§ What you need to do
Transcribe the records in full, keeping every character as it is.

§ Extracted information

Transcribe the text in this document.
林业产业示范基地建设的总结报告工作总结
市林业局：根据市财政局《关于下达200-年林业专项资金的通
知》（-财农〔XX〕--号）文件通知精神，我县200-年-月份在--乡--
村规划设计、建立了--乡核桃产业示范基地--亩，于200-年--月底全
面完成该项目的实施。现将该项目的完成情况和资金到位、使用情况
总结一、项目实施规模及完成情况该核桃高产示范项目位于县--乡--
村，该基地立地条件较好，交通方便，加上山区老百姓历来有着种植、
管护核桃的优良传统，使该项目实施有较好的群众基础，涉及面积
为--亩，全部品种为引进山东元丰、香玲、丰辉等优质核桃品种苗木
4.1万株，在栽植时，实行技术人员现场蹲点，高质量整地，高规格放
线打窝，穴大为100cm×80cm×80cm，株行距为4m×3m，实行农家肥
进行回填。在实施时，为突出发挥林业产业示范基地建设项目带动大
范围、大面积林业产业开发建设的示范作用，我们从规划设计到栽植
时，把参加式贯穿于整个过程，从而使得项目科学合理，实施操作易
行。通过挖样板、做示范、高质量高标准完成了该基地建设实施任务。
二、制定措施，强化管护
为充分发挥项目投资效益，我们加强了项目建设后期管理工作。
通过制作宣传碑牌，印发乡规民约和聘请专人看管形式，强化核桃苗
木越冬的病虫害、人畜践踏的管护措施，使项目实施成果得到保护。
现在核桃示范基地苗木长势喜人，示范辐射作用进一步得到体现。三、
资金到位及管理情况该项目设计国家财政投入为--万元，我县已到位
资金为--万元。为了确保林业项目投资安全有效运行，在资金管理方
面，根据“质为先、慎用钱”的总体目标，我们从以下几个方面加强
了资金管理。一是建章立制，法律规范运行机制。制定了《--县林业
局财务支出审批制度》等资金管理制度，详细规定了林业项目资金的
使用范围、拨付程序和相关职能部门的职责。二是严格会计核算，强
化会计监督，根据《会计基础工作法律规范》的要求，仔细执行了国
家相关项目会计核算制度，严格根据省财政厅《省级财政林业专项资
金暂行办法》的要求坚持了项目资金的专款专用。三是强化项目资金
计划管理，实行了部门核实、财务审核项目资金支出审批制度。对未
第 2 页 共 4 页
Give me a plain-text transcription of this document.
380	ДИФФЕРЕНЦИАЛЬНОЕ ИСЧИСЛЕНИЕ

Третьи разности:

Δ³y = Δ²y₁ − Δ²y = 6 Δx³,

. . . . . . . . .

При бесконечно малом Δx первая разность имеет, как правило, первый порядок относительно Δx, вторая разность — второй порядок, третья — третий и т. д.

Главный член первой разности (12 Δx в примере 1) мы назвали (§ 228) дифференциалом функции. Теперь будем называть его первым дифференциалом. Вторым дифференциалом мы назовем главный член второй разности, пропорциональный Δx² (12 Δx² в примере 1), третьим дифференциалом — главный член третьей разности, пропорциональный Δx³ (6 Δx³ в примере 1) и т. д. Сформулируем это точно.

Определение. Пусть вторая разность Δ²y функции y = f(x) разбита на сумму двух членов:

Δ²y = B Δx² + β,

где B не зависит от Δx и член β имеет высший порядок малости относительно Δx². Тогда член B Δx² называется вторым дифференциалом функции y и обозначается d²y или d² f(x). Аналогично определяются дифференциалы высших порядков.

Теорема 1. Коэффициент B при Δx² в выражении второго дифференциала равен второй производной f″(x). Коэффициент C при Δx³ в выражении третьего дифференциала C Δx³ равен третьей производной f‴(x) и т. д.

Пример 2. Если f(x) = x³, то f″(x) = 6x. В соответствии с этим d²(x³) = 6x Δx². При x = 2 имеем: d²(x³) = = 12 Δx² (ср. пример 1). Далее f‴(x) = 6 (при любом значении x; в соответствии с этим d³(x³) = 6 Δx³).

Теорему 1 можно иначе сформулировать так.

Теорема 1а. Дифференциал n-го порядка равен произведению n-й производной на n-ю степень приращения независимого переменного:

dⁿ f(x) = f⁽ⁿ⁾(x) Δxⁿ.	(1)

§ Result for this task
Transcribe the text in this document.
林业产业示范基地建设的总结报告工作总结
市林业局：根据市财政局《关于下达200-年林业专项资金的通
知》（-财农〔XX〕--号）文件通知精神，我县200-年-月份在--乡--
村规划设计、建立了--乡核桃产业示范基地--亩，于200-年--月底全
面完成该项目的实施。现将该项目的完成情况和资金到位、使用情况
总结一、项目实施规模及完成情况该核桃高产示范项目位于县--乡--
村，该基地立地条件较好，交通方便，加上山区老百姓历来有着种植、
管护核桃的优良传统，使该项目实施有较好的群众基础，涉及面积
为--亩，全部品种为引进山东元丰、香玲、丰辉等优质核桃品种苗木
4.1万株，在栽植时，实行技术人员现场蹲点，高质量整地，高规格放
线打窝，穴大为100cm×80cm×80cm，株行距为4m×3m，实行农家肥
进行回填。在实施时，为突出发挥林业产业示范基地建设项目带动大
范围、大面积林业产业开发建设的示范作用，我们从规划设计到栽植
时，把参加式贯穿于整个过程，从而使得项目科学合理，实施操作易
行。通过挖样板、做示范、高质量高标准完成了该基地建设实施任务。
二、制定措施，强化管护
为充分发挥项目投资效益，我们加强了项目建设后期管理工作。
通过制作宣传碑牌，印发乡规民约和聘请专人看管形式，强化核桃苗
木越冬的病虫害、人畜践踏的管护措施，使项目实施成果得到保护。
现在核桃示范基地苗木长势喜人，示范辐射作用进一步得到体现。三、
资金到位及管理情况该项目设计国家财政投入为--万元，我县已到位
资金为--万元。为了确保林业项目投资安全有效运行，在资金管理方
面，根据“质为先、慎用钱”的总体目标，我们从以下几个方面加强
了资金管理。一是建章立制，法律规范运行机制。制定了《--县林业
局财务支出审批制度》等资金管理制度，详细规定了林业项目资金的
使用范围、拨付程序和相关职能部门的职责。二是严格会计核算，强
化会计监督，根据《会计基础工作法律规范》的要求，仔细执行了国
家相关项目会计核算制度，严格根据省财政厅《省级财政林业专项资
金暂行办法》的要求坚持了项目资金的专款专用。三是强化项目资金
计划管理，实行了部门核实、财务审核项目资金支出审批制度。对未
第 2 页 共 4 页
Give me a plain-text transcription of this document.
380	ДИФФЕРЕНЦИАЛЬНОЕ ИСЧИСЛЕНИЕ

Третьи разности:

Δ³y = Δ²y₁ − Δ²y = 6 Δx³,

. . . . . . . . .

При бесконечно малом Δx первая разность имеет, как правило, первый порядок относительно Δx, вторая разность — второй порядок, третья — третий и т. д.

Главный член первой разности (12 Δx в примере 1) мы назвали (§ 228) дифференциалом функции. Теперь будем называть его первым дифференциалом. Вторым дифференциалом мы назовем главный член второй разности, пропорциональный Δx² (12 Δx² в примере 1), третьим дифференциалом — главный член третьей разности, пропорциональный Δx³ (6 Δx³ в примере 1) и т. д. Сформулируем это точно.

Определение. Пусть вторая разность Δ²y функции y = f(x) разбита на сумму двух членов:

Δ²y = B Δx² + β,

где B не зависит от Δx и член β имеет высший порядок малости относительно Δx². Тогда член B Δx² называется вторым дифференциалом функции y и обозначается d²y или d² f(x). Аналогично определяются дифференциалы высших порядков.

Теорема 1. Коэффициент B при Δx² в выражении второго дифференциала равен второй производной f″(x). Коэффициент C при Δx³ в выражении третьего дифференциала C Δx³ равен третьей производной f‴(x) и т. д.

Пример 2. Если f(x) = x³, то f″(x) = 6x. В соответствии с этим d²(x³) = 6x Δx². При x = 2 имеем: d²(x³) = = 12 Δx² (ср. пример 1). Далее f‴(x) = 6 (при любом значении x; в соответствии с этим d³(x³) = 6 Δx³).

Теорему 1 можно иначе сформулировать так.

Теорема 1а. Дифференциал n-го порядка равен произведению n-й производной на n-ю степень приращения независимого переменного:

dⁿ f(x) = f⁽ⁿ⁾(x) Δxⁿ.	(1)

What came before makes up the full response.